* [YOUR GOAL]: Please write out the complete listing that follows, exactly as it reads.

begin RECORDS FOR THIS TASK

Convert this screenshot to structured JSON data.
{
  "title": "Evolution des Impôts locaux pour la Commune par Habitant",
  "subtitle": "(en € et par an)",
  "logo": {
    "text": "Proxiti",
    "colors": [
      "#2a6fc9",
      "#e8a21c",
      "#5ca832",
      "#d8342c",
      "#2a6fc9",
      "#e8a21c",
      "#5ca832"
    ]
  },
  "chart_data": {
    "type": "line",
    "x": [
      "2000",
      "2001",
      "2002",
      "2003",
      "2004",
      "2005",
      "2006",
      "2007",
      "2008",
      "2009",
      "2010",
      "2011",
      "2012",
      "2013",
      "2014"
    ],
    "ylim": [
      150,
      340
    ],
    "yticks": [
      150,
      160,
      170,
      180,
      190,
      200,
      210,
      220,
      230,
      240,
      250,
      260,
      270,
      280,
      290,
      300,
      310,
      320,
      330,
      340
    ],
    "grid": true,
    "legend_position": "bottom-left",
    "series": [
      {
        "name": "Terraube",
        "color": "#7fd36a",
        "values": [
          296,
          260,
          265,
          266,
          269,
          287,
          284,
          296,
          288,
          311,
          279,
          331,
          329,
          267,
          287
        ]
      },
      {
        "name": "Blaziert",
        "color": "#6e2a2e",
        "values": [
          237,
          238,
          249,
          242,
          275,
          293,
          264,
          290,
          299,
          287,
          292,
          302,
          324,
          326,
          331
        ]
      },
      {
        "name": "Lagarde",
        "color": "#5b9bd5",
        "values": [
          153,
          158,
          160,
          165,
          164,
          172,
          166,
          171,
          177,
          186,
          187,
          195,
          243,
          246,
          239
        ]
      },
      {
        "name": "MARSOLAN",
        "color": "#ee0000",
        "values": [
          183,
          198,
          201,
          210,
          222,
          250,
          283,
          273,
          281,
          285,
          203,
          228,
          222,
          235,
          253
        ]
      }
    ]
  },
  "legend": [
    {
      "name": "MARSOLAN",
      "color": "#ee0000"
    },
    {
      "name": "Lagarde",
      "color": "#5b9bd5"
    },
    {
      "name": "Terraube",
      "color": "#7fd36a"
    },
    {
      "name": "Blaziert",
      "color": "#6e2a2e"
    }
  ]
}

end RECORDS FOR THIS TASK

* [TASK RESPONSE]:
Convert this screenshot to structured JSON data.
{
  "title": "Evolution des Impôts locaux pour la Commune par Habitant",
  "subtitle": "(en € et par an)",
  "logo": {
    "text": "Proxiti",
    "colors": [
      "#2a6fc9",
      "#e8a21c",
      "#5ca832",
      "#d8342c",
      "#2a6fc9",
      "#e8a21c",
      "#5ca832"
    ]
  },
  "chart_data": {
    "type": "line",
    "x": [
      "2000",
      "2001",
      "2002",
      "2003",
      "2004",
      "2005",
      "2006",
      "2007",
      "2008",
      "2009",
      "2010",
      "2011",
      "2012",
      "2013",
      "2014"
    ],
    "ylim": [
      150,
      340
    ],
    "yticks": [
      150,
      160,
      170,
      180,
      190,
      200,
      210,
      220,
      230,
      240,
      250,
      260,
      270,
      280,
      290,
      300,
      310,
      320,
      330,
      340
    ],
    "grid": true,
    "legend_position": "bottom-left",
    "series": [
      {
        "name": "Terraube",
        "color": "#7fd36a",
        "values": [
          296,
          260,
          265,
          266,
          269,
          287,
          284,
          296,
          288,
          311,
          279,
          331,
          329,
          267,
          287
        ]
      },
      {
        "name": "Blaziert",
        "color": "#6e2a2e",
        "values": [
          237,
          238,
          249,
          242,
          275,
          293,
          264,
          290,
          299,
          287,
          292,
          302,
          324,
          326,
          331
        ]
      },
      {
        "name": "Lagarde",
        "color": "#5b9bd5",
        "values": [
          153,
          158,
          160,
          165,
          164,
          172,
          166,
          171,
          177,
          186,
          187,
          195,
          243,
          246,
          239
        ]
      },
      {
        "name": "MARSOLAN",
        "color": "#ee0000",
        "values": [
          183,
          198,
          201,
          210,
          222,
          250,
          283,
          273,
          281,
          285,
          203,
          228,
          222,
          235,
          253
        ]
      }
    ]
  },
  "legend": [
    {
      "name": "MARSOLAN",
      "color": "#ee0000"
    },
    {
      "name": "Lagarde",
      "color": "#5b9bd5"
    },
    {
      "name": "Terraube",
      "color": "#7fd36a"
    },
    {
      "name": "Blaziert",
      "color": "#6e2a2e"
    }
  ]
}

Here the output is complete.